**Brano da leggere**
╭──

Ci ha lasciato Elliott Erwitt. Lo salutiamo col dolore nel cuore.

Era il 2008. A spazio Forma Gianni Berengo Gardin festeggiava la vittoria al Lucie Awards. Mostrava con orgoglio il premio e diceva: «L’ha ritirato il mio amico Elliott Erwitt». Oggi il fotografo ligure perde una persona a lui vicina, con la quale ha condiviso il libro “Un’amicizia ai sali d’argento” (2014).
Abbiamo visto più volte le sue immagini, tra mostre e libri; il destino ci ha anche concesso il privilegio di stringergli la mano, ma ogni volta ci troviamo al punto di partenza. Sì perché il suo lavoro, facile a digerirsi, divertente persino, svanisce in una bolla di sapone, rilanciando significati ulteriori, allungati in idee e riflessioni.

Molti suoi colleghi hanno parlato di lui: Oltre a Berengo, anche Ferdinando Scianna, collega in Magnum, nel suo libro “Obiettivo Ambiguo”, quasi ne attribuisce un valore terapeutico. Il fotografo siciliano suggerisce di conservare un volume di Erwitt nella cassetta del pronto intervento, per i momenti bui! Subito dopo, però, ne conferma l’intelligenza, la capacità di saper far coesistere, nella stessa immagine, significati contrapposti.

╰──

**Righe dei dati**
╭──

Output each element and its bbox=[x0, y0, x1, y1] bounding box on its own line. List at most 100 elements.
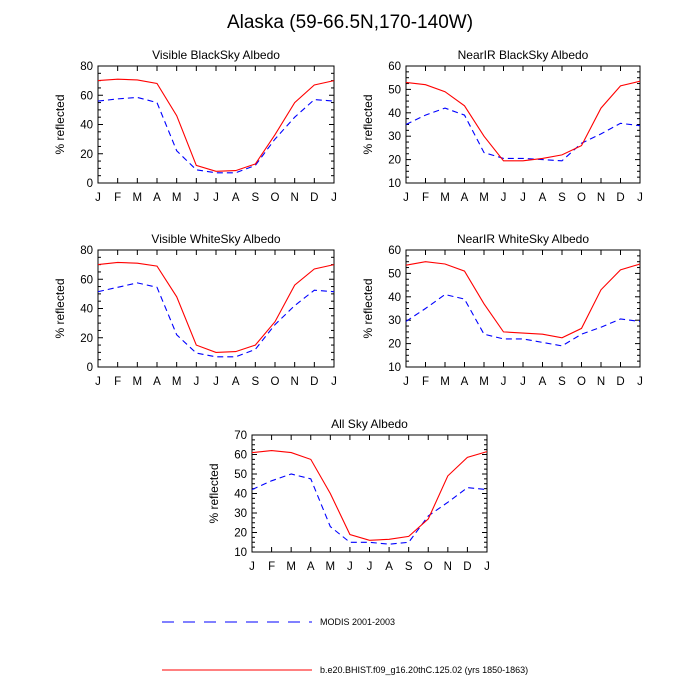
x-tick-label: M bbox=[440, 192, 450, 204]
y-tick-label: 40 bbox=[234, 489, 247, 501]
y-tick-label: 0 bbox=[87, 178, 93, 190]
x-tick-label: M bbox=[479, 376, 489, 388]
x-tick-label: O bbox=[271, 376, 280, 388]
x-tick-label: O bbox=[271, 192, 280, 204]
panel-title: NearIR BlackSky Albedo bbox=[458, 48, 589, 62]
x-tick-label: S bbox=[251, 376, 259, 388]
x-tick-label: J bbox=[331, 376, 337, 388]
plot-frame bbox=[405, 249, 641, 368]
x-tick-label: J bbox=[213, 192, 219, 204]
page-title: Alaska (59-66.5N,170-140W) bbox=[226, 12, 474, 33]
x-tick-label: A bbox=[539, 376, 547, 388]
x-tick-label: D bbox=[616, 192, 624, 204]
x-tick-label: J bbox=[501, 192, 507, 204]
y-tick-label: 0 bbox=[87, 362, 93, 374]
x-tick-label: A bbox=[153, 376, 161, 388]
y-tick-label: 40 bbox=[388, 108, 401, 120]
x-tick-label: J bbox=[403, 192, 409, 204]
x-tick-label: F bbox=[422, 376, 429, 388]
y-tick-label: 50 bbox=[388, 84, 401, 96]
x-tick-label: S bbox=[558, 376, 566, 388]
panel-title: NearIR WhiteSky Albedo bbox=[457, 232, 589, 246]
y-tick-label: 10 bbox=[234, 547, 247, 559]
series-line-model bbox=[405, 261, 641, 339]
y-axis-label: % reflected bbox=[361, 94, 375, 154]
y-tick-label: 50 bbox=[234, 469, 247, 481]
x-tick-label: J bbox=[213, 376, 219, 388]
y-tick-label: 80 bbox=[80, 245, 93, 257]
y-tick-label: 40 bbox=[388, 292, 401, 304]
y-tick-label: 60 bbox=[234, 450, 247, 462]
y-tick-label: 30 bbox=[234, 508, 247, 520]
y-tick-label: 20 bbox=[234, 528, 247, 540]
y-tick-label: 40 bbox=[80, 120, 93, 132]
y-tick-label: 20 bbox=[388, 339, 401, 351]
x-tick-label: A bbox=[461, 192, 469, 204]
x-tick-label: N bbox=[291, 192, 299, 204]
y-tick-label: 40 bbox=[80, 304, 93, 316]
x-tick-label: J bbox=[193, 376, 199, 388]
x-tick-label: M bbox=[479, 192, 489, 204]
x-tick-label: M bbox=[133, 376, 143, 388]
y-axis-label: % reflected bbox=[53, 278, 67, 338]
y-tick-label: 10 bbox=[388, 362, 401, 374]
x-tick-label: A bbox=[539, 192, 547, 204]
series-line-modis bbox=[251, 473, 488, 545]
panel-title: Visible BlackSky Albedo bbox=[152, 48, 280, 62]
series-line-modis bbox=[97, 282, 335, 358]
panel-title: All Sky Albedo bbox=[331, 417, 408, 431]
x-tick-label: A bbox=[232, 376, 240, 388]
x-tick-label: J bbox=[403, 376, 409, 388]
x-tick-label: N bbox=[597, 192, 605, 204]
x-tick-label: A bbox=[153, 192, 161, 204]
y-tick-label: 60 bbox=[388, 245, 401, 257]
x-tick-label: J bbox=[249, 561, 255, 573]
x-tick-label: D bbox=[616, 376, 624, 388]
series-line-model bbox=[405, 80, 641, 162]
x-tick-label: J bbox=[331, 192, 337, 204]
x-tick-label: A bbox=[307, 561, 315, 573]
x-tick-label: M bbox=[172, 192, 182, 204]
x-tick-label: J bbox=[637, 376, 643, 388]
y-tick-label: 60 bbox=[80, 90, 93, 102]
x-tick-label: M bbox=[326, 561, 336, 573]
x-tick-label: O bbox=[424, 561, 433, 573]
x-tick-label: A bbox=[232, 192, 240, 204]
x-tick-label: D bbox=[310, 376, 318, 388]
legend-label-2: b.e20.BHIST.f09_g16.20thC.125.02 (yrs 18… bbox=[320, 665, 528, 675]
x-tick-label: D bbox=[310, 192, 318, 204]
y-tick-label: 60 bbox=[80, 274, 93, 286]
panel-title: Visible WhiteSky Albedo bbox=[151, 232, 281, 246]
x-tick-label: F bbox=[268, 561, 275, 573]
x-tick-label: S bbox=[405, 561, 413, 573]
y-tick-label: 20 bbox=[80, 149, 93, 161]
x-tick-label: J bbox=[95, 376, 101, 388]
x-tick-label: F bbox=[114, 376, 121, 388]
x-tick-label: J bbox=[347, 561, 353, 573]
x-tick-label: J bbox=[637, 192, 643, 204]
plot-frame bbox=[405, 65, 641, 184]
x-tick-label: J bbox=[520, 192, 526, 204]
y-tick-label: 60 bbox=[388, 61, 401, 73]
x-tick-label: N bbox=[444, 561, 452, 573]
y-tick-label: 20 bbox=[388, 155, 401, 167]
x-tick-label: J bbox=[193, 192, 199, 204]
x-tick-label: M bbox=[133, 192, 143, 204]
x-tick-label: S bbox=[251, 192, 259, 204]
y-axis-label: % reflected bbox=[207, 463, 221, 523]
x-tick-label: M bbox=[286, 561, 296, 573]
y-tick-label: 30 bbox=[388, 131, 401, 143]
x-tick-label: F bbox=[114, 192, 121, 204]
y-tick-label: 30 bbox=[388, 315, 401, 327]
series-line-model bbox=[97, 78, 335, 172]
x-tick-label: F bbox=[422, 192, 429, 204]
series-line-model bbox=[97, 261, 335, 353]
x-tick-label: N bbox=[291, 376, 299, 388]
x-tick-label: J bbox=[520, 376, 526, 388]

╰──

**Cosa fare**
1. Nel brano su Elliott Erwitt, dove suggerisce Ferdinando Scianna di conservare un volume di Erwitt?
2. Dal brano su Elliott Erwitt, restituisci tale e quale il passo che comincia con le parole "Ci ha lasciato" e si ferma dopo "idee e riflessioni.".

**Risposte ai compiti**
1. Nella cassetta del pronto intervento, per i momenti bui.

2.
Ci ha lasciato Elliott Erwitt. Lo salutiamo col dolore nel cuore.

Era il 2008. A spazio Forma Gianni Berengo Gardin festeggiava la vittoria al Lucie Awards. Mostrava con orgoglio il premio e diceva: «L’ha ritirato il mio amico Elliott Erwitt». Oggi il fotografo ligure perde una persona a lui vicina, con la quale ha condiviso il libro “Un’amicizia ai sali d’argento” (2014).
Abbiamo visto più volte le sue immagini, tra mostre e libri; il destino ci ha anche concesso il privilegio di stringergli la mano, ma ogni volta ci troviamo al punto di partenza. Sì perché il suo lavoro, facile a digerirsi, divertente persino, svanisce in una bolla di sapone, rilanciando significati ulteriori, allungati in idee e riflessioni.